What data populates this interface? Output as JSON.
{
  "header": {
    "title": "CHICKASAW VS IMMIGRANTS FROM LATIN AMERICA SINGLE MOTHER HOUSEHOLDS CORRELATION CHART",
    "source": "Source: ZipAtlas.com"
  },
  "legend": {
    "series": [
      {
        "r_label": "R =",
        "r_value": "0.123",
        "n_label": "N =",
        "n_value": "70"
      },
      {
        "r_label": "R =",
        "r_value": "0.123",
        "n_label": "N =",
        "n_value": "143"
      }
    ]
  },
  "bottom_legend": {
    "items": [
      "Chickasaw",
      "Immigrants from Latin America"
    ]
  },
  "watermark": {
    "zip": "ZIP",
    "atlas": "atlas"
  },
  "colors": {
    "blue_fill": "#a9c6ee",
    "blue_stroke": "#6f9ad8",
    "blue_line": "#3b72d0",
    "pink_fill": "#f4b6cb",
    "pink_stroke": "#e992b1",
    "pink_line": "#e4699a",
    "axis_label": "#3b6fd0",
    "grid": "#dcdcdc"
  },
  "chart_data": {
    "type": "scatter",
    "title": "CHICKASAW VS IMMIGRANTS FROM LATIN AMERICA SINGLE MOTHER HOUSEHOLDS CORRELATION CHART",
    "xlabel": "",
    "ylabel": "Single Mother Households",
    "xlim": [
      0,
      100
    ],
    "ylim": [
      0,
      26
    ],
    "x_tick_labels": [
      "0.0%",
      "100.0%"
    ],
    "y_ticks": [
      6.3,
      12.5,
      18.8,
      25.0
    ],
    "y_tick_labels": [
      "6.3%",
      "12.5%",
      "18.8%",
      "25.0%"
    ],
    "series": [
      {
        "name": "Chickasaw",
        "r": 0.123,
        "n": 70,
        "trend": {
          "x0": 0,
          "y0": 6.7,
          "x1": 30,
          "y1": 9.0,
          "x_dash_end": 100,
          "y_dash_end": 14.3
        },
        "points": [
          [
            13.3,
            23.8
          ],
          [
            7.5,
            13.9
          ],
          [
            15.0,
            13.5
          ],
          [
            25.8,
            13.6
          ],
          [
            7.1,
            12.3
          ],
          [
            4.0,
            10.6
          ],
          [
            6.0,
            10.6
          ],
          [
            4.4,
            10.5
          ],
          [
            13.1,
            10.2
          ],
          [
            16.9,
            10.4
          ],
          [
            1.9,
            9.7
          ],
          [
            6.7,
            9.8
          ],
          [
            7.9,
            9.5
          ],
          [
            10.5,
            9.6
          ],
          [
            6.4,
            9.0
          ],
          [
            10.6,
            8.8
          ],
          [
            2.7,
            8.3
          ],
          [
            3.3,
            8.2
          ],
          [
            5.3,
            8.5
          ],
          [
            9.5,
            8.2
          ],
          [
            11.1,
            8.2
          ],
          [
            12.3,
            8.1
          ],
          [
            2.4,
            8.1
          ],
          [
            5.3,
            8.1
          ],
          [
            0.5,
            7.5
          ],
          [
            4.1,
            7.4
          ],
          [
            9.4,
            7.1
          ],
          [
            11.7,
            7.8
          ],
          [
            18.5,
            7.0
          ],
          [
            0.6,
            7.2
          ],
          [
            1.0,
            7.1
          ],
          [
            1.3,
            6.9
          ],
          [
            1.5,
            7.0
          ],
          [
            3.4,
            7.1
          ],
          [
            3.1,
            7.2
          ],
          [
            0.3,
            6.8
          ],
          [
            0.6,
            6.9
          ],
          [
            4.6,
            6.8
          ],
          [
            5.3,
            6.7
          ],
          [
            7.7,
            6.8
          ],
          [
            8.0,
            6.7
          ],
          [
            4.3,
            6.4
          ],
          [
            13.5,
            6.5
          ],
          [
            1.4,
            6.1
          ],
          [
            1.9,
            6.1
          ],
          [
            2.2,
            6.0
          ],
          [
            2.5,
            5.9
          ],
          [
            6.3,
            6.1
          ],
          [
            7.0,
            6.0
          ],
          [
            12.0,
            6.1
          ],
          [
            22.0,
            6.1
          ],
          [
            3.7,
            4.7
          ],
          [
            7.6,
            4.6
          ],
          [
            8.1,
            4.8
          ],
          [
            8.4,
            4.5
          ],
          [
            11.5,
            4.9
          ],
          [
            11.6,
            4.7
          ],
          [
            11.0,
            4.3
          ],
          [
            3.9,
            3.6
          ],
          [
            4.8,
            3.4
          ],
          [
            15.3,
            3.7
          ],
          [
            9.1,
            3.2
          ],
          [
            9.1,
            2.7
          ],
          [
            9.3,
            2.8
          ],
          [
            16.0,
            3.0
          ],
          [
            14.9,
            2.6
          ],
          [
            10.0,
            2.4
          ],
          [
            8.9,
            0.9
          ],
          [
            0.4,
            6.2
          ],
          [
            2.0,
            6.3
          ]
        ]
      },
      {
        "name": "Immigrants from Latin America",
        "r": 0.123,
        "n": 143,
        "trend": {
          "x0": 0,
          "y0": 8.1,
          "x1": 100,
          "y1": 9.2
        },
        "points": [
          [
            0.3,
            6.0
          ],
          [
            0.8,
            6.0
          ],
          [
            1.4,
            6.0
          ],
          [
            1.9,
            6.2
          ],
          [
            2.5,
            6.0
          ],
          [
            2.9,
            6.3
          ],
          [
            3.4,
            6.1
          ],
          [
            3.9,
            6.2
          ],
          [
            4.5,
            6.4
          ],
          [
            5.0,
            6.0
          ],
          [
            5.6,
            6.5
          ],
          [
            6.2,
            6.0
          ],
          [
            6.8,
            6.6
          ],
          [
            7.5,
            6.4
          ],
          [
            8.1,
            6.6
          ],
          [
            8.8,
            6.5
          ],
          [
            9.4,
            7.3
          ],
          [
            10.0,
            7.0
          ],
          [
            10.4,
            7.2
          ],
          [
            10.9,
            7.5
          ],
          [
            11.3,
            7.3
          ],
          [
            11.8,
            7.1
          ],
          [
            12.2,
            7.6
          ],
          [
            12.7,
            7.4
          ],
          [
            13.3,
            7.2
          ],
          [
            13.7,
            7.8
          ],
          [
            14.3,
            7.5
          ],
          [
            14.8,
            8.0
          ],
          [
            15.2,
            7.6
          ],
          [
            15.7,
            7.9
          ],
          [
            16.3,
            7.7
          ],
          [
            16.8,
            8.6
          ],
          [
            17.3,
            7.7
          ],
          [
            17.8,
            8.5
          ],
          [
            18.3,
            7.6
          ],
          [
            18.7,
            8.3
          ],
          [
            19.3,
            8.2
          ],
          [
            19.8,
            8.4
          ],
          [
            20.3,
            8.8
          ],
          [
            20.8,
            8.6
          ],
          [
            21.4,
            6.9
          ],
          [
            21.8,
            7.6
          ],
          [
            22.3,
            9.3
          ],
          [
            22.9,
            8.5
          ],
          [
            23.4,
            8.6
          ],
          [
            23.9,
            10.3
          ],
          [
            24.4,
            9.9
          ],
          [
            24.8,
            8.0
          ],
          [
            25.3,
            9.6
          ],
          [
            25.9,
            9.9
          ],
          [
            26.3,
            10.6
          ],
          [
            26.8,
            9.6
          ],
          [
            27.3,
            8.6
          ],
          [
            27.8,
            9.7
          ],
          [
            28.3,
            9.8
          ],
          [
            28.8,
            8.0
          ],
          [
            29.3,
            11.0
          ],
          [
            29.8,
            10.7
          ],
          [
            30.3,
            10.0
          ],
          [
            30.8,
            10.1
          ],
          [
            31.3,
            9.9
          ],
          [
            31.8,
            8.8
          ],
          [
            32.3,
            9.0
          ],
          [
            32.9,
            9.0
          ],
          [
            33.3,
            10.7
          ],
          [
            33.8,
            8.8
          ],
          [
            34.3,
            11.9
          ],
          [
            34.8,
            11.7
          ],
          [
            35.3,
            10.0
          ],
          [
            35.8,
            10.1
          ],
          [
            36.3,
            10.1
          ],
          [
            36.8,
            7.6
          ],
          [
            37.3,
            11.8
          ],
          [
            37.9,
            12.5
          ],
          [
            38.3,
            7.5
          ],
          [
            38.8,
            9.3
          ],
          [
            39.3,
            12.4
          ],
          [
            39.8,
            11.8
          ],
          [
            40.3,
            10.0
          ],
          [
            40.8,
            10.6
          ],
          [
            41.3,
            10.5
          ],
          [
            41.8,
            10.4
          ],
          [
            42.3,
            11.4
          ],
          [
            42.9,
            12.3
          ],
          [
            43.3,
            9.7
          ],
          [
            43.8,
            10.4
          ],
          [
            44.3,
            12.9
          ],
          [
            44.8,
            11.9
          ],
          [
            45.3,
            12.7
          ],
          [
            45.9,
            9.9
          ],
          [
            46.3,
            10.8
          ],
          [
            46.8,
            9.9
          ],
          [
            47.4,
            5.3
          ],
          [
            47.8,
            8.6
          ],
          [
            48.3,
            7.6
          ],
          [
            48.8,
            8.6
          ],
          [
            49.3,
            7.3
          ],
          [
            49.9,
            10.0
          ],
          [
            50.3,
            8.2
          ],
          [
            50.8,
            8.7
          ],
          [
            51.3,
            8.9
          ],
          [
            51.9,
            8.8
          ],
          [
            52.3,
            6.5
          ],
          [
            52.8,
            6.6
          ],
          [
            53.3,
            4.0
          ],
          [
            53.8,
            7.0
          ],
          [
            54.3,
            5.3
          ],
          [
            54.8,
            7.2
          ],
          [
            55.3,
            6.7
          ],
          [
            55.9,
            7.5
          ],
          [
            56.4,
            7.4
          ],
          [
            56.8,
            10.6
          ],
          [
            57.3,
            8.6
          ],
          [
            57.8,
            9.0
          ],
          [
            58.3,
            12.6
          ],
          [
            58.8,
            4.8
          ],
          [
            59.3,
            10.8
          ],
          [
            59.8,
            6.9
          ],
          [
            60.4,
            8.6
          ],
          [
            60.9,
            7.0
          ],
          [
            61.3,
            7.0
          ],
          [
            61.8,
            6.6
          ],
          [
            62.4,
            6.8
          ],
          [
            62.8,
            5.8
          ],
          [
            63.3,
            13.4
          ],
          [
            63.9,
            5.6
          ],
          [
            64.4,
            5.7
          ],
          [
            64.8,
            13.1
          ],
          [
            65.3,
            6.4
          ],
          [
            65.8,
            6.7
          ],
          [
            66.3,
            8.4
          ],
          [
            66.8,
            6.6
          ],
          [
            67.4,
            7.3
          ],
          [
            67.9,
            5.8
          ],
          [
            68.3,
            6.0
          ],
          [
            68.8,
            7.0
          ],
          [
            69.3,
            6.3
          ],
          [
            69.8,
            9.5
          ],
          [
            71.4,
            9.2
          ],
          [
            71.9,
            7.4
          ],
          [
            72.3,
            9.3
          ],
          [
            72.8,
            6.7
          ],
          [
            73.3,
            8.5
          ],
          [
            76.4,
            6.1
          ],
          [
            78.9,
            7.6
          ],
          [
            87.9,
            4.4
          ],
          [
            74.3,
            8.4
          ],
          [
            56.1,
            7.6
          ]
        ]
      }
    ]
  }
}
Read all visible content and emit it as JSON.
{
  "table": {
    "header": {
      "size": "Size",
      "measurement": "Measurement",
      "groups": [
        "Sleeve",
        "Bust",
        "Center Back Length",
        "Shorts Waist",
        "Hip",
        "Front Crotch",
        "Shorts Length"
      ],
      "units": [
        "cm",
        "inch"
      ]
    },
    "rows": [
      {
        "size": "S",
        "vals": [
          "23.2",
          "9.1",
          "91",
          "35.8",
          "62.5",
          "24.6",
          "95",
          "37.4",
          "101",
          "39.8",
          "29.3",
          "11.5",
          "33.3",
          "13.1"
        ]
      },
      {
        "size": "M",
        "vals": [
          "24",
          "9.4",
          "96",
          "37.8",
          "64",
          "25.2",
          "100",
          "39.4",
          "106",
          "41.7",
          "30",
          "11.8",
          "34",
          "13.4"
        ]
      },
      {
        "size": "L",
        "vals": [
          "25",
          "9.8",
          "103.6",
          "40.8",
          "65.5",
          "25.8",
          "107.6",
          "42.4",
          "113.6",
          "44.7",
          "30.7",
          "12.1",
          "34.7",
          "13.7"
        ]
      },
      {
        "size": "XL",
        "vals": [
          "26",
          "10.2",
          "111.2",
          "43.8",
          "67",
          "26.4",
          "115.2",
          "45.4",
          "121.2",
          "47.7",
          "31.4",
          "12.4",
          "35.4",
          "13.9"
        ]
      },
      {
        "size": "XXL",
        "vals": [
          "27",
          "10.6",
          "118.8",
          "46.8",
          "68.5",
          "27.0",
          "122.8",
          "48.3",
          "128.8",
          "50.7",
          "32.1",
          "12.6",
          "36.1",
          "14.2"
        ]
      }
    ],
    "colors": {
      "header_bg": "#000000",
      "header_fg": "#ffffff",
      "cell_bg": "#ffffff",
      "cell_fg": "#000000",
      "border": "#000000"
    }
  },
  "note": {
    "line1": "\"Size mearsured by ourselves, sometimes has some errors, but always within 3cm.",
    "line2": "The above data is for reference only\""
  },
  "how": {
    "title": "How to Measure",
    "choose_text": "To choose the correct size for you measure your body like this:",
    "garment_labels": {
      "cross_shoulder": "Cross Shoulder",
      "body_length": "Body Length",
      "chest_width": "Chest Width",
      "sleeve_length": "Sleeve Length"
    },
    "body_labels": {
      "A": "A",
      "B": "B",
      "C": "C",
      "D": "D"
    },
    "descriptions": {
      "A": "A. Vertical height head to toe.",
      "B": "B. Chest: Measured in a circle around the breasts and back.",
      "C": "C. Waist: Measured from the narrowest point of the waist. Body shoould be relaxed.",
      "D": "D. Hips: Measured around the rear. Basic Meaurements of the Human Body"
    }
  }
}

[What you are asked to do] In the records above, locate the lines holding the word "this". Copy each of them.

[Task output]
What data populates this interface? Output as JSON.
    "choose_text": "To choose the correct size for you measure your body like this:",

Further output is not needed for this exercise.